- _TASK REQUIREMENTS_
Output the data below in full, character for character.

- _Data entries_
******

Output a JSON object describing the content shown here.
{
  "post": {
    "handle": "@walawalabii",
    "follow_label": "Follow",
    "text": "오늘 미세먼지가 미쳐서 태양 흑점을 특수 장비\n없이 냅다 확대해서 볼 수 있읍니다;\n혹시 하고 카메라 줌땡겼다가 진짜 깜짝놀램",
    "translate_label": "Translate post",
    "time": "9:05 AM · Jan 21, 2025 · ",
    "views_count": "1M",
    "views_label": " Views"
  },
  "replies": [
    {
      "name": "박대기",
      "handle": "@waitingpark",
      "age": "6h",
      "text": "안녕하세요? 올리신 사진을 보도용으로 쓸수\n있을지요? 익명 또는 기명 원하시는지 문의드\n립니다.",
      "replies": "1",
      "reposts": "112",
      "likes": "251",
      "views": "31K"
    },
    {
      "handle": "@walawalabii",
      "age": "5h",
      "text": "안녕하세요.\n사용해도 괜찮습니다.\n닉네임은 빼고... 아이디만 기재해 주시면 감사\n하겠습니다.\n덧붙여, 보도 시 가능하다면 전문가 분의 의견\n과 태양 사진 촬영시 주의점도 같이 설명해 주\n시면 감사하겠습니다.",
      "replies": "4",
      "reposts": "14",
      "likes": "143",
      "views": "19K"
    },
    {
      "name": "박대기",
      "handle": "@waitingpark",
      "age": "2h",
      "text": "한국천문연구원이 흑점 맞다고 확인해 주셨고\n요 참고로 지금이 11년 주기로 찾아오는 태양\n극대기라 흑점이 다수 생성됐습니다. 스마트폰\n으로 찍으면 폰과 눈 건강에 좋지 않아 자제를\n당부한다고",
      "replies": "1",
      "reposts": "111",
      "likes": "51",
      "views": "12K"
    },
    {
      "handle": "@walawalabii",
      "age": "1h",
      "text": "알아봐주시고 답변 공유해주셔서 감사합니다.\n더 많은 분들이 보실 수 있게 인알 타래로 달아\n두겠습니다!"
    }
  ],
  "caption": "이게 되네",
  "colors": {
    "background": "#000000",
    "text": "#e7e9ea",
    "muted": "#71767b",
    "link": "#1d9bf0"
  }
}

******

- _FINISHED TASK_
Output a JSON object describing the content shown here.
{
  "post": {
    "handle": "@walawalabii",
    "follow_label": "Follow",
    "text": "오늘 미세먼지가 미쳐서 태양 흑점을 특수 장비\n없이 냅다 확대해서 볼 수 있읍니다;\n혹시 하고 카메라 줌땡겼다가 진짜 깜짝놀램",
    "translate_label": "Translate post",
    "time": "9:05 AM · Jan 21, 2025 · ",
    "views_count": "1M",
    "views_label": " Views"
  },
  "replies": [
    {
      "name": "박대기",
      "handle": "@waitingpark",
      "age": "6h",
      "text": "안녕하세요? 올리신 사진을 보도용으로 쓸수\n있을지요? 익명 또는 기명 원하시는지 문의드\n립니다.",
      "replies": "1",
      "reposts": "112",
      "likes": "251",
      "views": "31K"
    },
    {
      "handle": "@walawalabii",
      "age": "5h",
      "text": "안녕하세요.\n사용해도 괜찮습니다.\n닉네임은 빼고... 아이디만 기재해 주시면 감사\n하겠습니다.\n덧붙여, 보도 시 가능하다면 전문가 분의 의견\n과 태양 사진 촬영시 주의점도 같이 설명해 주\n시면 감사하겠습니다.",
      "replies": "4",
      "reposts": "14",
      "likes": "143",
      "views": "19K"
    },
    {
      "name": "박대기",
      "handle": "@waitingpark",
      "age": "2h",
      "text": "한국천문연구원이 흑점 맞다고 확인해 주셨고\n요 참고로 지금이 11년 주기로 찾아오는 태양\n극대기라 흑점이 다수 생성됐습니다. 스마트폰\n으로 찍으면 폰과 눈 건강에 좋지 않아 자제를\n당부한다고",
      "replies": "1",
      "reposts": "111",
      "likes": "51",
      "views": "12K"
    },
    {
      "handle": "@walawalabii",
      "age": "1h",
      "text": "알아봐주시고 답변 공유해주셔서 감사합니다.\n더 많은 분들이 보실 수 있게 인알 타래로 달아\n두겠습니다!"
    }
  ],
  "caption": "이게 되네",
  "colors": {
    "background": "#000000",
    "text": "#e7e9ea",
    "muted": "#71767b",
    "link": "#1d9bf0"
  }
}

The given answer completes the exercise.